Supplied entries start

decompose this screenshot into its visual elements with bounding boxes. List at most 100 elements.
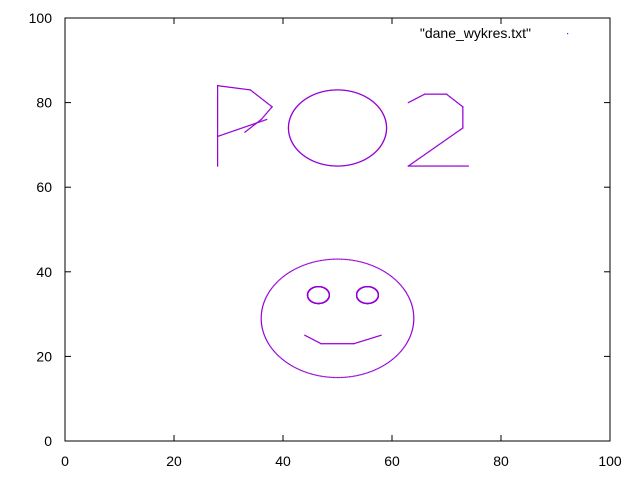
- data-point: [325, 164, 327, 166]
- data-point: [334, 165, 336, 167]
- data-point: [324, 376, 327, 378]
- data-point: [318, 260, 320, 262]
- data-point: [392, 358, 394, 360]
- data-point: [415, 159, 418, 161]
- data-point: [217, 141, 219, 143]
- data-point: [307, 157, 309, 159]
- data-point: [437, 93, 440, 95]
- data-point: [224, 133, 226, 135]
- data-point: [370, 264, 372, 266]
- data-point: [353, 91, 355, 93]
- data-point: [436, 165, 438, 167]
- data-point: [364, 262, 366, 264]
- data-point: [350, 163, 352, 166]
- data-point: [375, 369, 377, 371]
- data-point: [260, 315, 262, 317]
- data-point: [237, 128, 239, 130]
- data-point: [296, 367, 298, 370]
- data-point: [447, 165, 449, 167]
- data-point: [414, 98, 416, 100]
- data-point: [406, 292, 408, 294]
- data-point: [414, 160, 416, 163]
- data-point: [412, 310, 414, 312]
- data-point: [217, 145, 219, 147]
- data-point: [315, 374, 318, 376]
- data-point: [231, 87, 234, 89]
- data-point: [314, 374, 316, 376]
- data-point: [385, 126, 388, 128]
- data-point: [234, 129, 237, 131]
- data-point: [344, 258, 347, 261]
- data-point: [344, 343, 346, 345]
- data-point: [221, 134, 223, 136]
- data-point: [267, 292, 269, 294]
- data-point: [385, 122, 387, 124]
- data-point: [407, 102, 409, 104]
- data-point: [385, 130, 387, 132]
- data-point: [314, 339, 316, 342]
- data-point: [336, 165, 339, 167]
- data-point: [217, 92, 219, 94]
- data-point: [384, 135, 387, 137]
- data-point: [384, 119, 387, 121]
- data-point: [218, 135, 221, 137]
- data-point: [217, 108, 219, 111]
- data-point: [238, 128, 240, 130]
- data-point: [450, 135, 453, 137]
- data-point: [385, 124, 388, 126]
- data-point: [370, 99, 373, 102]
- data-point: [385, 122, 387, 124]
- data-point: [260, 322, 263, 325]
- data-point: [345, 343, 347, 345]
- data-point: [309, 262, 311, 264]
- data-point: [252, 91, 255, 93]
- data-point: [371, 337, 373, 339]
- data-point: [462, 127, 464, 129]
- data-point: [217, 105, 219, 108]
- data-point: [452, 98, 454, 100]
- data-point: [308, 158, 310, 160]
- data-point: [217, 139, 219, 141]
- data-point: [217, 127, 219, 129]
- data-point: [323, 343, 325, 345]
- data-point: [340, 258, 343, 260]
- data-point: [413, 320, 415, 323]
- data-point: [372, 265, 374, 267]
- data-point: [389, 275, 392, 277]
- data-point: [243, 88, 245, 90]
- data-point: [288, 134, 290, 136]
- data-point: [217, 85, 220, 87]
- data-point: [248, 128, 250, 130]
- data-point: [263, 115, 265, 118]
- data-point: [233, 129, 236, 132]
- data-point: [287, 128, 290, 130]
- data-point: [285, 361, 288, 363]
- data-point: [455, 165, 457, 167]
- data-point: [384, 137, 386, 140]
- data-point: [355, 375, 357, 377]
- data-point: [369, 99, 371, 101]
- data-point: [410, 165, 412, 167]
- data-point: [217, 135, 220, 137]
- data-point: [290, 140, 293, 142]
- data-point: [340, 376, 343, 379]
- data-point: [305, 335, 308, 337]
- data-point: [301, 265, 303, 267]
- data-point: [217, 86, 219, 88]
- data-point: [445, 139, 447, 141]
- data-point: [436, 145, 438, 147]
- data-point: [355, 92, 357, 94]
- data-point: [292, 142, 294, 145]
- data-point: [442, 93, 445, 95]
- data-point: [354, 260, 356, 262]
- data-point: [409, 165, 411, 167]
- data-point: [384, 118, 386, 121]
- data-point: [347, 259, 349, 261]
- data-point: [462, 107, 464, 109]
- data-point: [460, 128, 462, 130]
- data-point: [266, 339, 268, 342]
- data-point: [217, 134, 219, 136]
- data-point: [304, 264, 306, 266]
- data-point: [402, 347, 405, 349]
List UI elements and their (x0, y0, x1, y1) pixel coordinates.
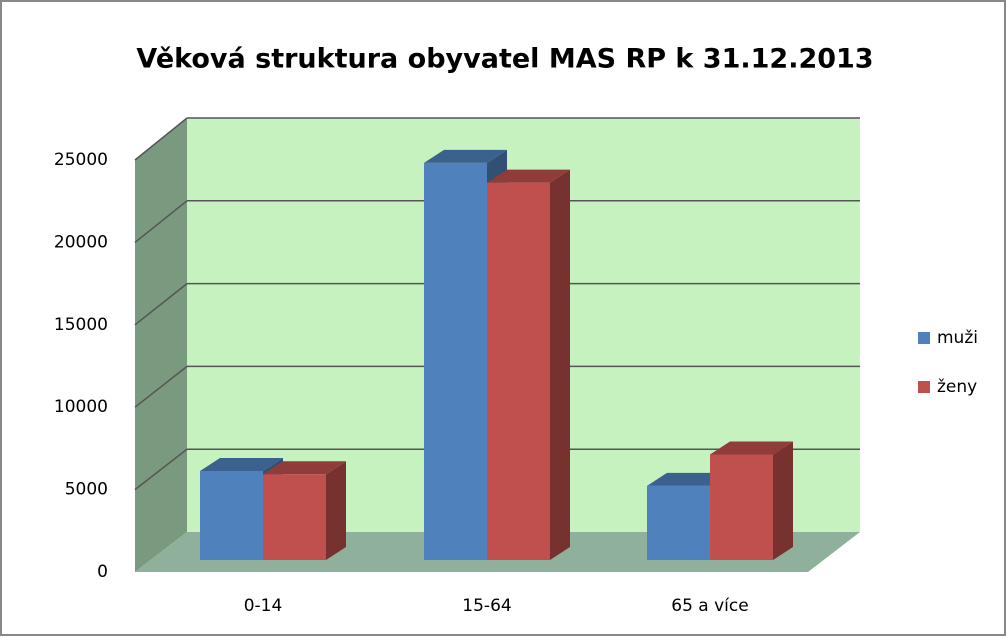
grid-line (134, 365, 188, 408)
bar-face (424, 149, 507, 163)
y-tick-label: 5000 (65, 480, 108, 500)
grid-line (134, 117, 188, 161)
legend-label: muži (937, 328, 978, 348)
bar-face (263, 474, 326, 560)
x-tick-label: 0-14 (244, 596, 283, 616)
bar-face (263, 461, 346, 475)
bar-face (200, 458, 283, 472)
bar (710, 441, 793, 560)
left-wall (135, 118, 187, 572)
bar (487, 169, 570, 560)
bar-face (487, 169, 570, 183)
y-tick-label: 10000 (54, 397, 108, 417)
bar-face (647, 472, 730, 486)
y-tick-label: 20000 (54, 232, 108, 252)
legend-swatch (918, 332, 930, 344)
bar-face (773, 441, 793, 560)
bar-face (487, 182, 550, 560)
y-tick-label: 25000 (54, 150, 108, 170)
bar-face (710, 454, 773, 560)
bar-face (647, 485, 710, 560)
grid-line (134, 283, 188, 326)
bar-face (550, 169, 570, 560)
bar-face (326, 461, 346, 560)
y-tick-label: 0 (97, 562, 108, 582)
x-tick-label: 65 a více (671, 596, 748, 616)
bar-face (200, 471, 263, 560)
bar-face (424, 162, 487, 560)
y-tick-label: 15000 (54, 315, 108, 335)
grid-line (134, 200, 188, 243)
x-tick-label: 15-64 (462, 596, 511, 616)
legend-swatch (918, 381, 930, 393)
chart-title: Věková struktura obyvatel MAS RP k 31.12… (136, 44, 873, 75)
bar (263, 461, 346, 560)
bar-face (710, 441, 793, 455)
grid-line (134, 448, 188, 491)
legend-label: ženy (937, 377, 977, 397)
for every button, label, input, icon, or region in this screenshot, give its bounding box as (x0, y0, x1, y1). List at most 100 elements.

Supplied entries end

* Directions: Reproduce every one of the lines above verbatim, leaving out the pictures.

* Exercise result:
decompose this screenshot into its visual elements with bounding boxes. List at most 100 elements.
- data-point: [325, 164, 327, 166]
- data-point: [334, 165, 336, 167]
- data-point: [324, 376, 327, 378]
- data-point: [318, 260, 320, 262]
- data-point: [392, 358, 394, 360]
- data-point: [415, 159, 418, 161]
- data-point: [217, 141, 219, 143]
- data-point: [307, 157, 309, 159]
- data-point: [437, 93, 440, 95]
- data-point: [224, 133, 226, 135]
- data-point: [370, 264, 372, 266]
- data-point: [353, 91, 355, 93]
- data-point: [436, 165, 438, 167]
- data-point: [364, 262, 366, 264]
- data-point: [350, 163, 352, 166]
- data-point: [375, 369, 377, 371]
- data-point: [260, 315, 262, 317]
- data-point: [237, 128, 239, 130]
- data-point: [296, 367, 298, 370]
- data-point: [447, 165, 449, 167]
- data-point: [414, 98, 416, 100]
- data-point: [406, 292, 408, 294]
- data-point: [414, 160, 416, 163]
- data-point: [412, 310, 414, 312]
- data-point: [217, 145, 219, 147]
- data-point: [315, 374, 318, 376]
- data-point: [231, 87, 234, 89]
- data-point: [314, 374, 316, 376]
- data-point: [385, 126, 388, 128]
- data-point: [234, 129, 237, 131]
- data-point: [344, 258, 347, 261]
- data-point: [344, 343, 346, 345]
- data-point: [221, 134, 223, 136]
- data-point: [267, 292, 269, 294]
- data-point: [385, 122, 387, 124]
- data-point: [407, 102, 409, 104]
- data-point: [385, 130, 387, 132]
- data-point: [314, 339, 316, 342]
- data-point: [336, 165, 339, 167]
- data-point: [217, 92, 219, 94]
- data-point: [384, 135, 387, 137]
- data-point: [384, 119, 387, 121]
- data-point: [218, 135, 221, 137]
- data-point: [217, 108, 219, 111]
- data-point: [238, 128, 240, 130]
- data-point: [450, 135, 453, 137]
- data-point: [385, 124, 388, 126]
- data-point: [370, 99, 373, 102]
- data-point: [385, 122, 387, 124]
- data-point: [260, 322, 263, 325]
- data-point: [345, 343, 347, 345]
- data-point: [309, 262, 311, 264]
- data-point: [252, 91, 255, 93]
- data-point: [371, 337, 373, 339]
- data-point: [462, 127, 464, 129]
- data-point: [217, 105, 219, 108]
- data-point: [452, 98, 454, 100]
- data-point: [308, 158, 310, 160]
- data-point: [217, 139, 219, 141]
- data-point: [217, 127, 219, 129]
- data-point: [323, 343, 325, 345]
- data-point: [340, 258, 343, 260]
- data-point: [413, 320, 415, 323]
- data-point: [372, 265, 374, 267]
- data-point: [389, 275, 392, 277]
- data-point: [243, 88, 245, 90]
- data-point: [288, 134, 290, 136]
- data-point: [217, 85, 220, 87]
- data-point: [248, 128, 250, 130]
- data-point: [263, 115, 265, 118]
- data-point: [233, 129, 236, 132]
- data-point: [287, 128, 290, 130]
- data-point: [285, 361, 288, 363]
- data-point: [455, 165, 457, 167]
- data-point: [384, 137, 386, 140]
- data-point: [355, 375, 357, 377]
- data-point: [369, 99, 371, 101]
- data-point: [410, 165, 412, 167]
- data-point: [217, 135, 220, 137]
- data-point: [290, 140, 293, 142]
- data-point: [340, 376, 343, 379]
- data-point: [305, 335, 308, 337]
- data-point: [301, 265, 303, 267]
- data-point: [217, 86, 219, 88]
- data-point: [445, 139, 447, 141]
- data-point: [436, 145, 438, 147]
- data-point: [355, 92, 357, 94]
- data-point: [292, 142, 294, 145]
- data-point: [442, 93, 445, 95]
- data-point: [354, 260, 356, 262]
- data-point: [409, 165, 411, 167]
- data-point: [384, 118, 386, 121]
- data-point: [347, 259, 349, 261]
- data-point: [462, 107, 464, 109]
- data-point: [460, 128, 462, 130]
- data-point: [266, 339, 268, 342]
- data-point: [217, 134, 219, 136]
- data-point: [304, 264, 306, 266]
- data-point: [402, 347, 405, 349]
List UI elements and their (x0, y0, x1, y1) pixel coordinates.
grid-line (134, 365, 188, 408)
bar-face (424, 149, 507, 163)
y-tick-label: 5000 (65, 480, 108, 500)
grid-line (134, 117, 188, 161)
legend-label: muži (937, 328, 978, 348)
bar-face (263, 474, 326, 560)
x-tick-label: 0-14 (244, 596, 283, 616)
bar-face (263, 461, 346, 475)
bar-face (200, 458, 283, 472)
bar (710, 441, 793, 560)
left-wall (135, 118, 187, 572)
bar (487, 169, 570, 560)
bar-face (487, 169, 570, 183)
y-tick-label: 10000 (54, 397, 108, 417)
bar-face (647, 472, 730, 486)
y-tick-label: 20000 (54, 232, 108, 252)
legend-swatch (918, 332, 930, 344)
bar-face (773, 441, 793, 560)
bar-face (487, 182, 550, 560)
y-tick-label: 25000 (54, 150, 108, 170)
bar-face (710, 454, 773, 560)
bar-face (647, 485, 710, 560)
grid-line (134, 283, 188, 326)
bar-face (550, 169, 570, 560)
bar-face (326, 461, 346, 560)
y-tick-label: 0 (97, 562, 108, 582)
x-tick-label: 65 a více (671, 596, 748, 616)
bar-face (200, 471, 263, 560)
bar-face (424, 162, 487, 560)
y-tick-label: 15000 (54, 315, 108, 335)
grid-line (134, 200, 188, 243)
x-tick-label: 15-64 (462, 596, 511, 616)
legend-swatch (918, 381, 930, 393)
chart-title: Věková struktura obyvatel MAS RP k 31.12… (136, 44, 873, 75)
bar (263, 461, 346, 560)
bar-face (710, 441, 793, 455)
grid-line (134, 448, 188, 491)
legend-label: ženy (937, 377, 977, 397)
for every button, label, input, icon, or region in this screenshot, give its bounding box as (x0, y0, x1, y1). List at most 100 elements.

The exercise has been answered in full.